ENTRIES SHOWN:
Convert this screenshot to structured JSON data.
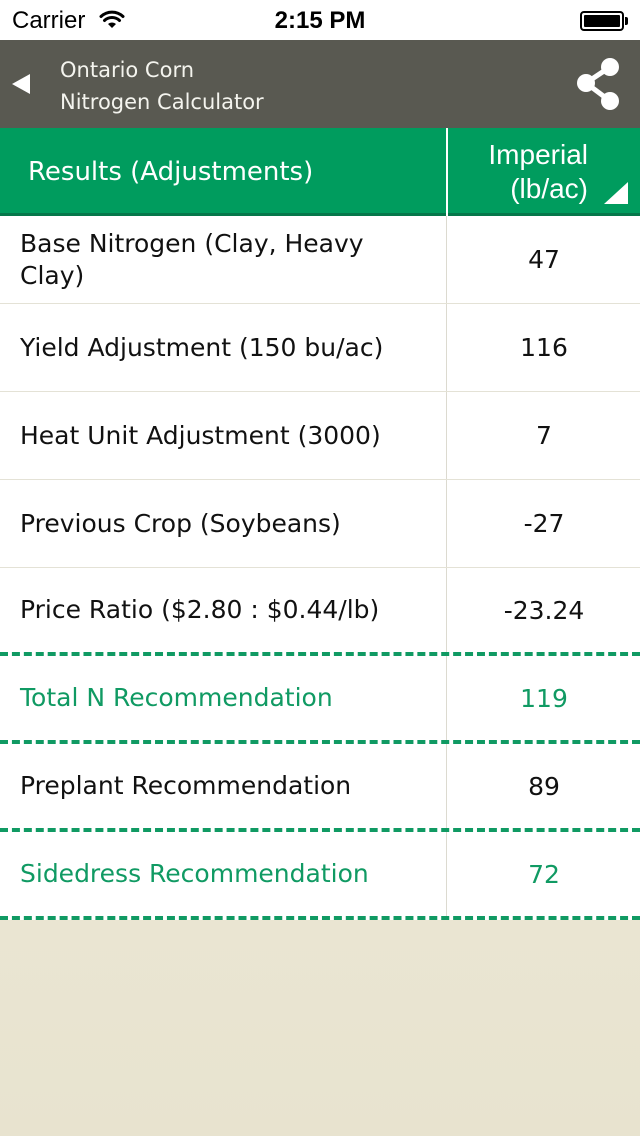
{
  "status_bar": {
    "carrier": "Carrier",
    "time": "2:15 PM"
  },
  "nav": {
    "title_line1": "Ontario Corn",
    "title_line2": "Nitrogen Calculator",
    "back_icon": "back-arrow-icon",
    "share_icon": "share-icon"
  },
  "header": {
    "label": "Results (Adjustments)",
    "unit_line1": "Imperial",
    "unit_line2": "(lb/ac)"
  },
  "rows": [
    {
      "label": "Base Nitrogen (Clay, Heavy Clay)",
      "value": "47"
    },
    {
      "label": "Yield Adjustment (150 bu/ac)",
      "value": "116"
    },
    {
      "label": "Heat Unit Adjustment (3000)",
      "value": "7"
    },
    {
      "label": "Previous Crop (Soybeans)",
      "value": "-27"
    },
    {
      "label": "Price Ratio ($2.80 : $0.44/lb)",
      "value": "-23.24"
    },
    {
      "label": "Total N Recommendation",
      "value": "119"
    },
    {
      "label": "Preplant Recommendation",
      "value": "89"
    },
    {
      "label": "Sidedress Recommendation",
      "value": "72"
    }
  ],
  "colors": {
    "nav_background": "#595951",
    "header_green": "#009c5e",
    "accent_green": "#109a63",
    "page_background": "#ebe7d4"
  }
}
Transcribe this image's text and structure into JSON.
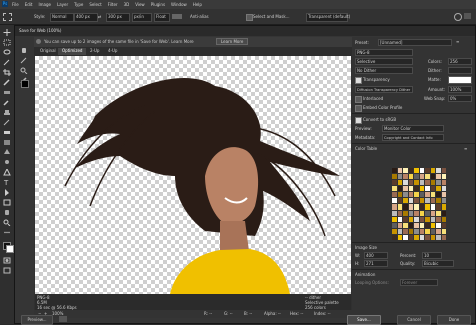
{
  "menubar": {
    "items": [
      "File",
      "Edit",
      "Image",
      "Layer",
      "Type",
      "Select",
      "Filter",
      "3D",
      "View",
      "Plugins",
      "Window",
      "Help"
    ]
  },
  "options_bar": {
    "style_label": "Style:",
    "style_value": "Normal",
    "width_value": "400 px",
    "height_value": "300 px",
    "units_value": "px/in",
    "float_label": "Float",
    "antialias_label": "Anti-alias",
    "refine_label": "Select and Mask...",
    "transparent_value": "Transparent (default)"
  },
  "dialog": {
    "title": "Save for Web (100%)",
    "info_text": "You can save up to 2 images of the same file in 'Save for Web'. Learn More",
    "info_button": "Learn More",
    "tabs": [
      "Original",
      "Optimized",
      "2-Up",
      "4-Up"
    ],
    "active_tab": "Optimized",
    "canvas_info_left": [
      "PNG-8",
      "6.5M",
      "16 sec @ 56.6 Kbps"
    ],
    "canvas_info_right": [
      "-- dither",
      "Selective palette",
      "256 colors"
    ],
    "zoom_value": "100%",
    "r_label": "R: --",
    "g_label": "G: --",
    "b_label": "B: --",
    "alpha_label": "Alpha: --",
    "hex_label": "Hex: --",
    "index_label": "Index: --",
    "preview_button": "Preview...",
    "save_button": "Save...",
    "cancel_button": "Cancel",
    "done_button": "Done"
  },
  "right_panel": {
    "preset_label": "Preset:",
    "preset_value": "[Unnamed]",
    "format_value": "PNG-8",
    "reduction_value": "Selective",
    "dither_algo_value": "No Dither",
    "colors_label": "Colors:",
    "colors_value": "256",
    "dither_label": "Dither:",
    "dither_value": "",
    "transparency_label": "Transparency",
    "matte_label": "Matte:",
    "diffusion_value": "Diffusion Transparency Dither",
    "amount_label": "Amount:",
    "amount_value": "100%",
    "interlaced_label": "Interlaced",
    "websnap_label": "Web Snap:",
    "websnap_value": "0%",
    "embed_label": "Embed Color Profile",
    "convert_label": "Convert to sRGB",
    "preview_label": "Preview:",
    "preview_value": "Monitor Color",
    "metadata_label": "Metadata:",
    "metadata_value": "Copyright and Contact Info",
    "color_table_label": "Color Table",
    "image_size_label": "Image Size",
    "w_label": "W:",
    "w_value": "400",
    "h_label": "H:",
    "h_value": "271",
    "percent_label": "Percent:",
    "percent_value": "10",
    "quality_label": "Quality:",
    "quality_value": "Bicubic",
    "animation_label": "Animation",
    "looping_label": "Looping Options:",
    "looping_value": "Forever"
  },
  "colors": {
    "accent": "#f0c000",
    "panel_bg": "#333333",
    "dark_bg": "#2b2b2b"
  }
}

OBJECTIVE: Copy all the lines above that hold the string "icon".

SOLUTION TO THE PROBLEM:
    "back_icon": "back-arrow-icon",
    "share_icon": "share-icon"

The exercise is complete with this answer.